As the video calling software is being used for everything from business meetings to virtual drinking sessions, cybercriminals have been quick to turn up the heat
With work from home at an all time high, video calls have been working hard to plug the communication gap around the world, both professionally and socially. Zoom is perhaps the most prolific of these services, recently passing the 200 million daily users mark.
This is all the more impressive when you consider that the platform had just 10 million daily users back in December last year.
On Tuesday, UK PM Boris Johnson even shared a screenshot of a Cabinet meeting taking place over the now ubiquitous platform.
This morning I chaired the first ever digital Cabinet.
Our message to the public is: stay at home, protect the NHS, save lives. #StayHomeSaveLives pic.twitter.com/pgeRc3FHIp
— Boris Johnson #StayHomeSaveLives (@BorisJohnson) March 31, 2020
However, this is not without its problems, as Zoom now faces an onslaught from security and legal specialists who claim that the platforms default settings are not secure enough.
The issues have been partially exposed by the growth of a new phenomenon dubbed ‘Zoombombing’, whereby unwanted pranksters join a private meeting simply by accessing its unique, shareable ID number – in the aforementioned Tweet from the PM, the meeting’s ID number can be clearly seen to be 539-544-323, though thankfully this meeting was password protected. While this ‘Zoombombing’ could be construed harmless fun, it does represent a significant security and privacy threat, and this is sadly the tip of the iceberg.
Zoom has recently had to remove code in its iOS app that sent device data to Facebook, as well as rewrite parts of their security policy after it came to light that users data was being used to produce targetted ads. In addition, Zoom has claimed its service was supported by end-to-end encryption, though it noticeably backtracked yesterday, admitting that “it is not possible to enable E2E [end-to-end] encryption for Zoom video meetings”.
All in all, Zoom’s platform seems insecure at best and perhaps complicit in selling user data at worst. Perhaps the lesson we should really take from this situation is acknowledging a key trend in the rapid uptake of new technology – people value simplicity over security. If a service is free, easy to access, and easy to use, customers will forego many of their security concerns, to the delight of hackers.
Hopefully this will provide a poignant lesson for operators when it comes to 5G and especially the IoT. With an entire ecosystem of connected devices on the horizon, security must be of paramount concern, especially since the lack of it will not dissuade the public until the damage is irreversible.

■ Dataset entries:
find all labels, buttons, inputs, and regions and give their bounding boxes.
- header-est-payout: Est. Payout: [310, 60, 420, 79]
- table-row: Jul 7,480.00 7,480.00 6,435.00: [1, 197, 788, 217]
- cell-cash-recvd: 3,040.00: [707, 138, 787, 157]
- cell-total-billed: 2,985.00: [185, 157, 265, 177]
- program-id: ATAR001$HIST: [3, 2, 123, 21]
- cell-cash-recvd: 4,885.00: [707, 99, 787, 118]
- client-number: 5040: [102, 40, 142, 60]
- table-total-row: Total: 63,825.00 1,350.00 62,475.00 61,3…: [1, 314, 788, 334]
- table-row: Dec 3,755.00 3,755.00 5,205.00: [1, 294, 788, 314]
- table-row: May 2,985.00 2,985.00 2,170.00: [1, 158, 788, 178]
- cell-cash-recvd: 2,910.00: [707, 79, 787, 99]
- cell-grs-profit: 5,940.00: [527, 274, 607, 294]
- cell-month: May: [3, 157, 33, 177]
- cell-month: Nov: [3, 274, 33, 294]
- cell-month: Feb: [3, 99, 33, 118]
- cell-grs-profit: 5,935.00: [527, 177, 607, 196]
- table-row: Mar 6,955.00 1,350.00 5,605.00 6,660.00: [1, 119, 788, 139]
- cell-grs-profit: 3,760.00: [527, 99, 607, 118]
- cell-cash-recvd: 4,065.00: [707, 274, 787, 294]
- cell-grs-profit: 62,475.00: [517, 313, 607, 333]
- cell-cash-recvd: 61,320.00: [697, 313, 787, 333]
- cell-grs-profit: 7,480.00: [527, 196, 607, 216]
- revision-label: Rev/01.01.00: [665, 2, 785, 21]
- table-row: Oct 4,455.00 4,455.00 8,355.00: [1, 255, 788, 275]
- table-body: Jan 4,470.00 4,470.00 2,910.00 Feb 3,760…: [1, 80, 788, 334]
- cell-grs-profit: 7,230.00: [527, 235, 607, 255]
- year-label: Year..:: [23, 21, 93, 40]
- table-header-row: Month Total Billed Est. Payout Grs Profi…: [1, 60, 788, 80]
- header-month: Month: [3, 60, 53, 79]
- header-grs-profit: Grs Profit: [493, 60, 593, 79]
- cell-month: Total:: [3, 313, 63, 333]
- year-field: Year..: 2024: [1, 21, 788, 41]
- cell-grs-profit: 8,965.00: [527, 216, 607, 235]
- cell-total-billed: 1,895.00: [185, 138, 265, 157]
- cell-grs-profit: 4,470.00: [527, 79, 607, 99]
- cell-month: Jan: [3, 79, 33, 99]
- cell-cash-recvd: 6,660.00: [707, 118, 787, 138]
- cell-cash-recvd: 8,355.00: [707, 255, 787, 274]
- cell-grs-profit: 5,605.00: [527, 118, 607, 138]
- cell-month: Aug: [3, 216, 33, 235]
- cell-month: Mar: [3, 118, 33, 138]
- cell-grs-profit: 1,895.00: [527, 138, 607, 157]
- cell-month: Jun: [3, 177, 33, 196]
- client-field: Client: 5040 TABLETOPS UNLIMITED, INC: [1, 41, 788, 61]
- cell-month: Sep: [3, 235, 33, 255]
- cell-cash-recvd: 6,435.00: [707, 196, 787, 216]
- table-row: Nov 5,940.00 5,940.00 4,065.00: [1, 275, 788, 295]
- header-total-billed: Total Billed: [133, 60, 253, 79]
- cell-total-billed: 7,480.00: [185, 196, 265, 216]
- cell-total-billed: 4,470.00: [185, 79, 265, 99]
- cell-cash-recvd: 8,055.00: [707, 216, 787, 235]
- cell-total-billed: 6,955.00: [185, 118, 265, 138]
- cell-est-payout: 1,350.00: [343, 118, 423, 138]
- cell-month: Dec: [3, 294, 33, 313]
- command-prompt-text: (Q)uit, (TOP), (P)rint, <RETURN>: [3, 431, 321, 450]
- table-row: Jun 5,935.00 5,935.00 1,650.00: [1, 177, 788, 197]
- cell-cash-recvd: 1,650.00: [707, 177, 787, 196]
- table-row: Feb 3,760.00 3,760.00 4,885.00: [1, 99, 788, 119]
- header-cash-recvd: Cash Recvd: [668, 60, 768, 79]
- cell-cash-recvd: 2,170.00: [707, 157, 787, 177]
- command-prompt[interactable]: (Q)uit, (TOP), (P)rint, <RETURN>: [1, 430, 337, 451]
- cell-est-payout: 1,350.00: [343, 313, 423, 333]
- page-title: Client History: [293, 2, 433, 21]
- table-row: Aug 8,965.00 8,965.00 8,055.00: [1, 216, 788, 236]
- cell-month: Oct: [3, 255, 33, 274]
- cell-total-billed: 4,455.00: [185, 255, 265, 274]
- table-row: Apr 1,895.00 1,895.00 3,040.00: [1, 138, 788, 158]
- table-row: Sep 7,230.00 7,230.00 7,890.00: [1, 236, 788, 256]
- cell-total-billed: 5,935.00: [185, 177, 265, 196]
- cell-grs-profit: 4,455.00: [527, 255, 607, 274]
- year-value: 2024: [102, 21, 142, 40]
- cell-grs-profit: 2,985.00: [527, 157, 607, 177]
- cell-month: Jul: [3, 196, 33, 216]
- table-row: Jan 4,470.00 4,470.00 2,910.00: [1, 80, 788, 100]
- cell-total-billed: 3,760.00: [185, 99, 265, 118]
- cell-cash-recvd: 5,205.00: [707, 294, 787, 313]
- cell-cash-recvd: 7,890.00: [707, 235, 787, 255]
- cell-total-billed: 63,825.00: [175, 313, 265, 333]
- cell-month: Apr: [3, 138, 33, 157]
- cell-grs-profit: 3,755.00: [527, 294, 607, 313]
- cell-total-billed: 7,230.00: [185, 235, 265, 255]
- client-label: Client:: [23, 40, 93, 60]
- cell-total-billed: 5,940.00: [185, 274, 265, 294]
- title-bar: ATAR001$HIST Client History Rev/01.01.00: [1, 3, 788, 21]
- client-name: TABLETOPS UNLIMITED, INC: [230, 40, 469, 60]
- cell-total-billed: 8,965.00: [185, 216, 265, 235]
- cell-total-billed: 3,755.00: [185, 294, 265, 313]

■ Exercise instructions: Print the part of the Zoom security article from "Our message to" to "not secure enough.", copying it word for word.

■ Solution to this problem:
Our message to the public is: stay at home, protect the NHS, save lives. #StayHomeSaveLives pic.twitter.com/pgeRc3FHIp
— Boris Johnson #StayHomeSaveLives (@BorisJohnson) March 31, 2020
However, this is not without its problems, as Zoom now faces an onslaught from security and legal specialists who claim that the platforms default settings are not secure enough.